EXERCISE PROMPT: Give the data below again, word for word.

Data excerpts:

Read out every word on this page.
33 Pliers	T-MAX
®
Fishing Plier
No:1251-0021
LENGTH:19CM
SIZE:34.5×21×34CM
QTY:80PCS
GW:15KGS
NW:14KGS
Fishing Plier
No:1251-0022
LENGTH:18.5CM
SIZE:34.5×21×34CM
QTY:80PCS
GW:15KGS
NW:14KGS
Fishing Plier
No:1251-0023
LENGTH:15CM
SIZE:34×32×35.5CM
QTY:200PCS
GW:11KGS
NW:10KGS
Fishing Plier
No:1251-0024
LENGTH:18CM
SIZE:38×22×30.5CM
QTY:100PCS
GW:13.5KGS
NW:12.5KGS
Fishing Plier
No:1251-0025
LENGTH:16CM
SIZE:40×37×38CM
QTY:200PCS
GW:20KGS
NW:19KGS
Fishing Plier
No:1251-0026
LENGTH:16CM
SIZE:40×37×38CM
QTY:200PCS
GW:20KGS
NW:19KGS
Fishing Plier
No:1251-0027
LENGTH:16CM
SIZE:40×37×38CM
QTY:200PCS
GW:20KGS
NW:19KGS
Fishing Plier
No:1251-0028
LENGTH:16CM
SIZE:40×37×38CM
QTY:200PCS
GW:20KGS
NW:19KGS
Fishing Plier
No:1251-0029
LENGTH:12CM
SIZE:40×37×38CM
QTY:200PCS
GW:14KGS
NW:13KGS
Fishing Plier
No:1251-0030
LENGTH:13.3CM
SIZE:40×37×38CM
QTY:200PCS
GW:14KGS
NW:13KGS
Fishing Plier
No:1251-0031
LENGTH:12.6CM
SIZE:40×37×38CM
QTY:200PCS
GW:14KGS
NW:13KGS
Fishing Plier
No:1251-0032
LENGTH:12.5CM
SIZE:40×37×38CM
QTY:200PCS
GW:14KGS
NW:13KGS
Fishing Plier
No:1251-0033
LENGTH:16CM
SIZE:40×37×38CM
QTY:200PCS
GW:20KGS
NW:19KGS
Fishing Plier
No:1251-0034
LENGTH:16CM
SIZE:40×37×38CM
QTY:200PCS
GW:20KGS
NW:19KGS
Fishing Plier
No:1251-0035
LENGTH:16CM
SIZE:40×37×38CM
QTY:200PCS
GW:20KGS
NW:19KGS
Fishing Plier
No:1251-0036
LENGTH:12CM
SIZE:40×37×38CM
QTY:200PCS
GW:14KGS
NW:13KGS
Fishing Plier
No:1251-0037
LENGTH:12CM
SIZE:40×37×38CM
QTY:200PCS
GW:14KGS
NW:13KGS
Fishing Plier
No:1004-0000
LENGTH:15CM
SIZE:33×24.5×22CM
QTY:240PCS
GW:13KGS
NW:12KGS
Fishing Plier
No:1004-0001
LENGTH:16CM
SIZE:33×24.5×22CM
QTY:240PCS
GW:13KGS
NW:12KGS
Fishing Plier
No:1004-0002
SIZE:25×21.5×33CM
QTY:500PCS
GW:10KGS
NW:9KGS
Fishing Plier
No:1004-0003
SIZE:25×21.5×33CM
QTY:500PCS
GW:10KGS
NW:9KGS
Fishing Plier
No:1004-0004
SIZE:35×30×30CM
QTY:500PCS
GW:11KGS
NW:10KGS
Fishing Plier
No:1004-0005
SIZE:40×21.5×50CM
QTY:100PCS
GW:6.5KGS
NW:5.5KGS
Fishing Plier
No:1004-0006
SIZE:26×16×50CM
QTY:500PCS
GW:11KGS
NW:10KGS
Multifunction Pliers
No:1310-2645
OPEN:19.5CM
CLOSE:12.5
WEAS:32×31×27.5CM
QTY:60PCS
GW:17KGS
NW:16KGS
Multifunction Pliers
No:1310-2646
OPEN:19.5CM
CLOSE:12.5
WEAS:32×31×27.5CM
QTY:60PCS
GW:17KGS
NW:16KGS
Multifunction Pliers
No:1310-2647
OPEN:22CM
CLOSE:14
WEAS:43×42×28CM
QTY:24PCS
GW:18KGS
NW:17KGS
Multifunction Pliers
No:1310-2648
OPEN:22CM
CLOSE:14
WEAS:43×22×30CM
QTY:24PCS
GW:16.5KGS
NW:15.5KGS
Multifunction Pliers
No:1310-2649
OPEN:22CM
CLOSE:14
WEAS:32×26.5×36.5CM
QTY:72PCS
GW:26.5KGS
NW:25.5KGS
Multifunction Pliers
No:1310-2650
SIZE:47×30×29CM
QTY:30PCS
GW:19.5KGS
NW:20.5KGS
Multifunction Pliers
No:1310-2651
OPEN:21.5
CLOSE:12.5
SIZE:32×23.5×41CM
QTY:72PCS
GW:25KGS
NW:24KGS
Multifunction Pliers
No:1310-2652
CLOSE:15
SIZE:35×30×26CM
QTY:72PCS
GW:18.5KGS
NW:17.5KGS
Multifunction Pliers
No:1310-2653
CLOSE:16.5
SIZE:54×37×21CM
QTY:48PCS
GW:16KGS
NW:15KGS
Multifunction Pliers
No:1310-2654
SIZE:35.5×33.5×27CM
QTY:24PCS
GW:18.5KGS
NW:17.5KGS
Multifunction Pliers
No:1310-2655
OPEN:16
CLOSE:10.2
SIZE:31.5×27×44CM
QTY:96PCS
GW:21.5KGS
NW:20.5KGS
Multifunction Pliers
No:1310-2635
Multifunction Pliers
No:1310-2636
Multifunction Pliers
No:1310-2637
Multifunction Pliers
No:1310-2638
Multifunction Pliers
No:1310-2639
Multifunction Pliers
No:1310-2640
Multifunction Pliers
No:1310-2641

EXERCISE RESULT:
Read out every word on this page.
33 Pliers	T-MAX
®
Fishing Plier
No:1251-0021
LENGTH:19CM
SIZE:34.5×21×34CM
QTY:80PCS
GW:15KGS
NW:14KGS
Fishing Plier
No:1251-0022
LENGTH:18.5CM
SIZE:34.5×21×34CM
QTY:80PCS
GW:15KGS
NW:14KGS
Fishing Plier
No:1251-0023
LENGTH:15CM
SIZE:34×32×35.5CM
QTY:200PCS
GW:11KGS
NW:10KGS
Fishing Plier
No:1251-0024
LENGTH:18CM
SIZE:38×22×30.5CM
QTY:100PCS
GW:13.5KGS
NW:12.5KGS
Fishing Plier
No:1251-0025
LENGTH:16CM
SIZE:40×37×38CM
QTY:200PCS
GW:20KGS
NW:19KGS
Fishing Plier
No:1251-0026
LENGTH:16CM
SIZE:40×37×38CM
QTY:200PCS
GW:20KGS
NW:19KGS
Fishing Plier
No:1251-0027
LENGTH:16CM
SIZE:40×37×38CM
QTY:200PCS
GW:20KGS
NW:19KGS
Fishing Plier
No:1251-0028
LENGTH:16CM
SIZE:40×37×38CM
QTY:200PCS
GW:20KGS
NW:19KGS
Fishing Plier
No:1251-0029
LENGTH:12CM
SIZE:40×37×38CM
QTY:200PCS
GW:14KGS
NW:13KGS
Fishing Plier
No:1251-0030
LENGTH:13.3CM
SIZE:40×37×38CM
QTY:200PCS
GW:14KGS
NW:13KGS
Fishing Plier
No:1251-0031
LENGTH:12.6CM
SIZE:40×37×38CM
QTY:200PCS
GW:14KGS
NW:13KGS
Fishing Plier
No:1251-0032
LENGTH:12.5CM
SIZE:40×37×38CM
QTY:200PCS
GW:14KGS
NW:13KGS
Fishing Plier
No:1251-0033
LENGTH:16CM
SIZE:40×37×38CM
QTY:200PCS
GW:20KGS
NW:19KGS
Fishing Plier
No:1251-0034
LENGTH:16CM
SIZE:40×37×38CM
QTY:200PCS
GW:20KGS
NW:19KGS
Fishing Plier
No:1251-0035
LENGTH:16CM
SIZE:40×37×38CM
QTY:200PCS
GW:20KGS
NW:19KGS
Fishing Plier
No:1251-0036
LENGTH:12CM
SIZE:40×37×38CM
QTY:200PCS
GW:14KGS
NW:13KGS
Fishing Plier
No:1251-0037
LENGTH:12CM
SIZE:40×37×38CM
QTY:200PCS
GW:14KGS
NW:13KGS
Fishing Plier
No:1004-0000
LENGTH:15CM
SIZE:33×24.5×22CM
QTY:240PCS
GW:13KGS
NW:12KGS
Fishing Plier
No:1004-0001
LENGTH:16CM
SIZE:33×24.5×22CM
QTY:240PCS
GW:13KGS
NW:12KGS
Fishing Plier
No:1004-0002
SIZE:25×21.5×33CM
QTY:500PCS
GW:10KGS
NW:9KGS
Fishing Plier
No:1004-0003
SIZE:25×21.5×33CM
QTY:500PCS
GW:10KGS
NW:9KGS
Fishing Plier
No:1004-0004
SIZE:35×30×30CM
QTY:500PCS
GW:11KGS
NW:10KGS
Fishing Plier
No:1004-0005
SIZE:40×21.5×50CM
QTY:100PCS
GW:6.5KGS
NW:5.5KGS
Fishing Plier
No:1004-0006
SIZE:26×16×50CM
QTY:500PCS
GW:11KGS
NW:10KGS
Multifunction Pliers
No:1310-2645
OPEN:19.5CM
CLOSE:12.5
WEAS:32×31×27.5CM
QTY:60PCS
GW:17KGS
NW:16KGS
Multifunction Pliers
No:1310-2646
OPEN:19.5CM
CLOSE:12.5
WEAS:32×31×27.5CM
QTY:60PCS
GW:17KGS
NW:16KGS
Multifunction Pliers
No:1310-2647
OPEN:22CM
CLOSE:14
WEAS:43×42×28CM
QTY:24PCS
GW:18KGS
NW:17KGS
Multifunction Pliers
No:1310-2648
OPEN:22CM
CLOSE:14
WEAS:43×22×30CM
QTY:24PCS
GW:16.5KGS
NW:15.5KGS
Multifunction Pliers
No:1310-2649
OPEN:22CM
CLOSE:14
WEAS:32×26.5×36.5CM
QTY:72PCS
GW:26.5KGS
NW:25.5KGS
Multifunction Pliers
No:1310-2650
SIZE:47×30×29CM
QTY:30PCS
GW:19.5KGS
NW:20.5KGS
Multifunction Pliers
No:1310-2651
OPEN:21.5
CLOSE:12.5
SIZE:32×23.5×41CM
QTY:72PCS
GW:25KGS
NW:24KGS
Multifunction Pliers
No:1310-2652
CLOSE:15
SIZE:35×30×26CM
QTY:72PCS
GW:18.5KGS
NW:17.5KGS
Multifunction Pliers
No:1310-2653
CLOSE:16.5
SIZE:54×37×21CM
QTY:48PCS
GW:16KGS
NW:15KGS
Multifunction Pliers
No:1310-2654
SIZE:35.5×33.5×27CM
QTY:24PCS
GW:18.5KGS
NW:17.5KGS
Multifunction Pliers
No:1310-2655
OPEN:16
CLOSE:10.2
SIZE:31.5×27×44CM
QTY:96PCS
GW:21.5KGS
NW:20.5KGS
Multifunction Pliers
No:1310-2635
Multifunction Pliers
No:1310-2636
Multifunction Pliers
No:1310-2637
Multifunction Pliers
No:1310-2638
Multifunction Pliers
No:1310-2639
Multifunction Pliers
No:1310-2640
Multifunction Pliers
No:1310-2641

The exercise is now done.